#### Do this:
For every line in the data below that contains "第一段长", copy the line.

#### Extracted data:

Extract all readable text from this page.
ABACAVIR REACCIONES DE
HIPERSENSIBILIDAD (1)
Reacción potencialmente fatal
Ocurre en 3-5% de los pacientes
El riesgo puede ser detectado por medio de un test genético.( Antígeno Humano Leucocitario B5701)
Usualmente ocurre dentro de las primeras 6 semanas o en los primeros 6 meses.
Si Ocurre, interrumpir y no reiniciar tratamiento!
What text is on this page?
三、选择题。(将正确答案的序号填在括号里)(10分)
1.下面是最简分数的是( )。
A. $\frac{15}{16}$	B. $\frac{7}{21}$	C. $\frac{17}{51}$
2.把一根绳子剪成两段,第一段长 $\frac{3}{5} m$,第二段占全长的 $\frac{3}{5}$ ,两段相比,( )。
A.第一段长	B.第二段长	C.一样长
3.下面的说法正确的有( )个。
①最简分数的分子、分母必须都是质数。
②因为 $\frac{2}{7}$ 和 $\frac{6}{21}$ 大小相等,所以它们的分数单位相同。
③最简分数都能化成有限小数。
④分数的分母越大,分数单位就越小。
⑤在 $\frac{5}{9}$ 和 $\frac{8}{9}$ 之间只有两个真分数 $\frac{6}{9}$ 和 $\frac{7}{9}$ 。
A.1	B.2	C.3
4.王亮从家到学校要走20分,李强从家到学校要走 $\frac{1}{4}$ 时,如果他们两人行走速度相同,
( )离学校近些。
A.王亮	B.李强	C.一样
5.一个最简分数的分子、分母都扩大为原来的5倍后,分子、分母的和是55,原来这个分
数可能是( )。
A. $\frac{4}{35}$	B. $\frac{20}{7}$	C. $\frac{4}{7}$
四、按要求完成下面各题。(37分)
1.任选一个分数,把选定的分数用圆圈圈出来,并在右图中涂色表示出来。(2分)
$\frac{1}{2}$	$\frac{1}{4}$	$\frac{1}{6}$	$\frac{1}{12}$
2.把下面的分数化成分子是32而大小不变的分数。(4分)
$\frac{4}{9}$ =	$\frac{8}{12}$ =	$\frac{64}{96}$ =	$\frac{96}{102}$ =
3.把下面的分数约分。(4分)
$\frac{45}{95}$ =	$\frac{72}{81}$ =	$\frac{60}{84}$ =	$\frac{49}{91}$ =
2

#### Result of the exercise:
2.把一根绳子剪成两段,第一段长 $\frac{3}{5} m$,第二段占全长的 $\frac{3}{5}$ ,两段相比,( )。
A.第一段长	B.第二段长	C.一样长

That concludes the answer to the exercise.